— Consigne —
Réécrivez l'extrait sur les violences conjugales entre « Nous l'avons évoqué » et « prévoit la loi ? » inclus, en substituant « violences morales » à « violences psychologiques ».

Nous l'avons évoqué en 2011 devant le Conseil de l'Europe lors d'une audition sur les violences psychologiques. Je pressentais qu'il s'agissait d'un phénomène massif.
Yael Mellul, ancienne avocateà franceinfo
Le groupe d'experts Psytel, spécialisé dans les questions de violences conjugales, a été mandaté par le groupe de travail pour chiffrer ce type de suicide. Selon son rapport, 217 femmes se sont donné la mort en France en 2018 à la suite de "violences psychologiques, physiques et/ou sexuelles subies". Un chiffre qui n'est "pas scientifiquement assuré", tempèrent les experts, mais qui donnerait "un ordre de grandeur raisonné". "Il s'agit d'une estimation réalisée à partir de plusieurs études, ajoute Yael Mellul. Pour avoir un chiffre réel, il faudrait étudier tous les dossiers de femmes qui se sont suicidées en France."
Que prévoit la loi ?
En juillet 2010, les violences psychologiques sont reconnues dans la loi relative "aux violences faites spécifiquement aux femmes et aux violences au sein des couples". Pour Marie-France Hirigoyen, membre du groupe de travail, ce type de violence est "constituée de paroles et de gestes qui ont pour but de déstabiliser ou de blesser l'autre mais aussi de le soumettre, le contrôler de façon à garder une position de supériorité". "87 % des victimes ont déclaré des violences psychologiques. Celles-ci sont le ciment et le socle de toutes les violences contre les femmes. La racine du mal", assure Yael Mellul.
Le harcèlement moral est un délit puni par l'article 222-33-2-1 du Code pénal. Le fait de "harceler son conjoint ayant pour objet ou pour effet une dégradation de ses conditions de vie se traduisant par une altération de sa santé physique ou mentale" est passible de trois ans d'emprisonnement et de 45 000 euros d'amende, si l'incapacité totale de travail est inférieure ou égale à 8 jours. Dans le cas où cette dernière est supérieure à 8 jours, l'auteur des faits encourt 5 ans d'emprisonnement et 75 000 euros d'amende.
Selon le groupe de travail, actuellement, les condamnations pour harcèlement moral au sein du couple sont "anecdotiques". De plus, rien n'est prévu en cas de décès de la victime.

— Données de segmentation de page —
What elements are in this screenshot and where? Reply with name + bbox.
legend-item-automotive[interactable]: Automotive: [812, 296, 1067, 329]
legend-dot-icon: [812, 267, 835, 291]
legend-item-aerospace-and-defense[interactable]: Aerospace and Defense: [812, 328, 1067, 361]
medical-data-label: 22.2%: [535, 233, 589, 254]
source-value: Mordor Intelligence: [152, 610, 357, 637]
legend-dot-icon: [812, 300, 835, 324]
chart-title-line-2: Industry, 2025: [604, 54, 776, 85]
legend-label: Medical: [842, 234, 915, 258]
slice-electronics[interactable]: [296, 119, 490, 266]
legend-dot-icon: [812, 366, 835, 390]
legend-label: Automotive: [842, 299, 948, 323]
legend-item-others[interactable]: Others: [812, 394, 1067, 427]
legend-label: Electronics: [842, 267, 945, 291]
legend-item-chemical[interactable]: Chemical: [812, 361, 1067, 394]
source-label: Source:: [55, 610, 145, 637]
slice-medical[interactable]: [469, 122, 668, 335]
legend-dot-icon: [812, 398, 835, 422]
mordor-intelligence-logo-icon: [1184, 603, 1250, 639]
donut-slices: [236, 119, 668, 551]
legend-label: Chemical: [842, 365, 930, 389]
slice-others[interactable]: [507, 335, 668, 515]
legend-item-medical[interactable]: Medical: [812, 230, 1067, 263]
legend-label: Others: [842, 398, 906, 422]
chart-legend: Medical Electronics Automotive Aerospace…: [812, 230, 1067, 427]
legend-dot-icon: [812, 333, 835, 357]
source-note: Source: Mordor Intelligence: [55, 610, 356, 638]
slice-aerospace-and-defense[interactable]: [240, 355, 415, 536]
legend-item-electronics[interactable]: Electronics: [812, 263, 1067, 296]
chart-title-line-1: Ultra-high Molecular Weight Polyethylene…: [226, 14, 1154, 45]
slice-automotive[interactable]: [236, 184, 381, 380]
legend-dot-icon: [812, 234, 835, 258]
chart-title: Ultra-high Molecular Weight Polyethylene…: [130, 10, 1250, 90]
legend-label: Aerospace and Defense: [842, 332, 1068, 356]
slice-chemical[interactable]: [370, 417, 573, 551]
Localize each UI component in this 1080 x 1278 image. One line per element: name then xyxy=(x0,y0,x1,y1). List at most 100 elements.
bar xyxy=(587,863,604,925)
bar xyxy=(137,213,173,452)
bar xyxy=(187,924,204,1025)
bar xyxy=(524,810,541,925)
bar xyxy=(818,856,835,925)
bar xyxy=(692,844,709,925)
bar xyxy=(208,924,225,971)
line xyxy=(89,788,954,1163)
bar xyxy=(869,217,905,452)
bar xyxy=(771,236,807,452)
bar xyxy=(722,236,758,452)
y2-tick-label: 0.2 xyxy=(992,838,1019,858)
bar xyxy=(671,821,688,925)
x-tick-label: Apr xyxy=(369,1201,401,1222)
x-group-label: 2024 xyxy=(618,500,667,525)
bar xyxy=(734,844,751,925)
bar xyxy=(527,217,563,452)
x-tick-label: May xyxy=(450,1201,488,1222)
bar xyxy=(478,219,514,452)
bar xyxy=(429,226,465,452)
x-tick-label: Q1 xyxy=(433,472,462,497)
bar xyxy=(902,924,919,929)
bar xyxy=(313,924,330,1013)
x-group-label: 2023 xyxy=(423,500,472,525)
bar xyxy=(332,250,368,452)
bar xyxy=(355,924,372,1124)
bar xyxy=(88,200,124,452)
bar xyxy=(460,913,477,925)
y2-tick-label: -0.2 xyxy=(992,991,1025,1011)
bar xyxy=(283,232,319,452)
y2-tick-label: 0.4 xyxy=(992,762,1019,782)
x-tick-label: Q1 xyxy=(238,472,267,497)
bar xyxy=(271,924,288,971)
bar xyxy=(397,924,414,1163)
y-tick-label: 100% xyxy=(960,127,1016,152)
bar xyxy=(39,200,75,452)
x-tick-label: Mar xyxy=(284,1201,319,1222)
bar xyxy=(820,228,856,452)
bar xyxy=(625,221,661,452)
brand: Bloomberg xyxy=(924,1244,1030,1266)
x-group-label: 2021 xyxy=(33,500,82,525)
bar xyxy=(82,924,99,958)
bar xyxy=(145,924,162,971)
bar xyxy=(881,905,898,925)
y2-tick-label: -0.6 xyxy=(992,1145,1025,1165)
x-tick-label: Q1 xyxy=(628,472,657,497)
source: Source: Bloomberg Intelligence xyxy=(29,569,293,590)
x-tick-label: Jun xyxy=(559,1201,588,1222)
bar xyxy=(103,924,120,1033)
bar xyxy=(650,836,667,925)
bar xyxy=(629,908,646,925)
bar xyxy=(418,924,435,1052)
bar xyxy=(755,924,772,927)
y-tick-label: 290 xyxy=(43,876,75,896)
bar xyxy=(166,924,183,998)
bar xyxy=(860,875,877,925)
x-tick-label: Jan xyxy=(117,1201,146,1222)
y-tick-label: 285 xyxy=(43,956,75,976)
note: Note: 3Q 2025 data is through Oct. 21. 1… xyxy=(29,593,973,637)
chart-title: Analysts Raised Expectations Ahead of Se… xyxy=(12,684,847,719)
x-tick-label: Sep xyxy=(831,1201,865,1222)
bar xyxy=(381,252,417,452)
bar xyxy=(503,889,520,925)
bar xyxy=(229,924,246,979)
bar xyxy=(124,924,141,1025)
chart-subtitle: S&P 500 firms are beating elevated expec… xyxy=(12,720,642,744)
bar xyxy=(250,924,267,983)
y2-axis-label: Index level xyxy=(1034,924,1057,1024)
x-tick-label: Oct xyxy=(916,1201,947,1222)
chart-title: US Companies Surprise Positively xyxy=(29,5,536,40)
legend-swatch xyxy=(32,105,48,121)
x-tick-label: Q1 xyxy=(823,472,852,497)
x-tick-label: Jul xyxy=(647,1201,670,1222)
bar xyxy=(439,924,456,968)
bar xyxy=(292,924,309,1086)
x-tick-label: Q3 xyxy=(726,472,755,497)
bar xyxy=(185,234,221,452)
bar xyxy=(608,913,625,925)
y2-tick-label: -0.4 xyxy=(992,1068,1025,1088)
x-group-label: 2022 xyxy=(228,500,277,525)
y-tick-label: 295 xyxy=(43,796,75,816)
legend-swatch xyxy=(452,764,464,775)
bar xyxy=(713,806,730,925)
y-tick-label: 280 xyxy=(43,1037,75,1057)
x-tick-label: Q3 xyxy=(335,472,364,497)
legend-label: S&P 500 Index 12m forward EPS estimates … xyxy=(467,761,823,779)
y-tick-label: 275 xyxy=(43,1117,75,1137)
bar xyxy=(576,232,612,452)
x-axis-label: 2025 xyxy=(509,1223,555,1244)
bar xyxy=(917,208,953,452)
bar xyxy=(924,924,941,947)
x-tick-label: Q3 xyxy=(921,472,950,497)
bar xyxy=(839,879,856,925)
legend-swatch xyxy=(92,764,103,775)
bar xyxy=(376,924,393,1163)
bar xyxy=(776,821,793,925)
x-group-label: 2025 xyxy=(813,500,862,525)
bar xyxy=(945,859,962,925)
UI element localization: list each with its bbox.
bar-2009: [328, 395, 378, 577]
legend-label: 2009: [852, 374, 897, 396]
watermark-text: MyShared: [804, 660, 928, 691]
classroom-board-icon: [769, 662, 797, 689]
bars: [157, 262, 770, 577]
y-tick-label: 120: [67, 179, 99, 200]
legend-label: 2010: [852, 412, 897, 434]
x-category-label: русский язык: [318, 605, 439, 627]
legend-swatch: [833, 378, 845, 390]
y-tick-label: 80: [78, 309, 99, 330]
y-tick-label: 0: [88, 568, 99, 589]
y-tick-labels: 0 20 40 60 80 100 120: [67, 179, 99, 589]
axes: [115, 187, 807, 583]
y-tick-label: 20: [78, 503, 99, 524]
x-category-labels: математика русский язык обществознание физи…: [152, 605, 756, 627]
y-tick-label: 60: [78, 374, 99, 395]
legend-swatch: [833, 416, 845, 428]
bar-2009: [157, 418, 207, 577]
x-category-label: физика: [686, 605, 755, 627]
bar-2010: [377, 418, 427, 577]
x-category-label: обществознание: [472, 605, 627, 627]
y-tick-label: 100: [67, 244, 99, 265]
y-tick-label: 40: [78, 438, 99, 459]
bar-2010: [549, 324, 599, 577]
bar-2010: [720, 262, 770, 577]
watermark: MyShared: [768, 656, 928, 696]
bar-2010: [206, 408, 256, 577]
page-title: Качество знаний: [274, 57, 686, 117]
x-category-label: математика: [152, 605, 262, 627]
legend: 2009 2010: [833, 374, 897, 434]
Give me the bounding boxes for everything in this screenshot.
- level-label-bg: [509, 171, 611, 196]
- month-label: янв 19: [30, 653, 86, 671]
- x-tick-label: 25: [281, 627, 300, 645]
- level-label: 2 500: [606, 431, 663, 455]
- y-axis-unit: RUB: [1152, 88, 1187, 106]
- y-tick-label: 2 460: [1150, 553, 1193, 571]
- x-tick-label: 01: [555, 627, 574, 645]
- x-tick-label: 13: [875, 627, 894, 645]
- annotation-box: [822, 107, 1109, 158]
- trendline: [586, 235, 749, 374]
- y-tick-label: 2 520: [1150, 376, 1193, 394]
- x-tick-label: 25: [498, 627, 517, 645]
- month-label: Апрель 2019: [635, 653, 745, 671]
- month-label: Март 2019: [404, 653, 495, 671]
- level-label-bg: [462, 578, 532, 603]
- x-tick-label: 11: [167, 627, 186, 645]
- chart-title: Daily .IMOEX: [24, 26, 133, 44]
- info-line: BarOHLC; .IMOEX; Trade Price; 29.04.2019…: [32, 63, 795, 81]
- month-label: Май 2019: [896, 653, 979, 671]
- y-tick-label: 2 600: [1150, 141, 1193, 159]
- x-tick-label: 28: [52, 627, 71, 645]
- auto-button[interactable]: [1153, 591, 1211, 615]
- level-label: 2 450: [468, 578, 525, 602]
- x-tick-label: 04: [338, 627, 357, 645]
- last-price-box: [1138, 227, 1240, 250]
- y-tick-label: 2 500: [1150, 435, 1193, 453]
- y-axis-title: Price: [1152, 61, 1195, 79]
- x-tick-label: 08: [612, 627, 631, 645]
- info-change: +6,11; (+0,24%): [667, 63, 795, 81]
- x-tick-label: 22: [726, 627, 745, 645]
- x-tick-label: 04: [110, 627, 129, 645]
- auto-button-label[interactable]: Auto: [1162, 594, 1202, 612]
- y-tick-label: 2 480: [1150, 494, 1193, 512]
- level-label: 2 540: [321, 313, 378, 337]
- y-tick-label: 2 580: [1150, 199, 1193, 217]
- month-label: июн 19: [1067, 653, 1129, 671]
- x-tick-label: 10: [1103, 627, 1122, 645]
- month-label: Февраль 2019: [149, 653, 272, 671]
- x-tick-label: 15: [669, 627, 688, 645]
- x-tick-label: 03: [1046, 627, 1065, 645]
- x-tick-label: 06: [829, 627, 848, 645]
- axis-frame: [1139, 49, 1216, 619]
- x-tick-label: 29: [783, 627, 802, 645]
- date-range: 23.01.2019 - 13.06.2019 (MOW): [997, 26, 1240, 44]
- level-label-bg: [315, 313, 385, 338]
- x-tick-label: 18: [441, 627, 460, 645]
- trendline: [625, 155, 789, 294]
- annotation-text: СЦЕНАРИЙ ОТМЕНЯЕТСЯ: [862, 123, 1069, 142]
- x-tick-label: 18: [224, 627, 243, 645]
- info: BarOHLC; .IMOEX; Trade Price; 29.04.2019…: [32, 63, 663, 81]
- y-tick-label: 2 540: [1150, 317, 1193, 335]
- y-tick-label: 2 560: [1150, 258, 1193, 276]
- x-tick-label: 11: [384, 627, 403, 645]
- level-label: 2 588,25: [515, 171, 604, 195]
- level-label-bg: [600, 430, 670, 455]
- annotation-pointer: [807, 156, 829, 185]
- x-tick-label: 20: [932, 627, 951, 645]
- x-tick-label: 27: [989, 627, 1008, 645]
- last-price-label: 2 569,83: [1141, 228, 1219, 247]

— Résultat attendu —
Nous l'avons évoqué en 2011 devant le Conseil de l'Europe lors d'une audition sur les violences morales. Je pressentais qu'il s'agissait d'un phénomène massif.
Yael Mellul, ancienne avocateà franceinfo
Le groupe d'experts Psytel, spécialisé dans les questions de violences conjugales, a été mandaté par le groupe de travail pour chiffrer ce type de suicide. Selon son rapport, 217 femmes se sont donné la mort en France en 2018 à la suite de "violences morales, physiques et/ou sexuelles subies". Un chiffre qui n'est "pas scientifiquement assuré", tempèrent les experts, mais qui donnerait "un ordre de grandeur raisonné". "Il s'agit d'une estimation réalisée à partir de plusieurs études, ajoute Yael Mellul. Pour avoir un chiffre réel, il faudrait étudier tous les dossiers de femmes qui se sont suicidées en France."
Que prévoit la loi ?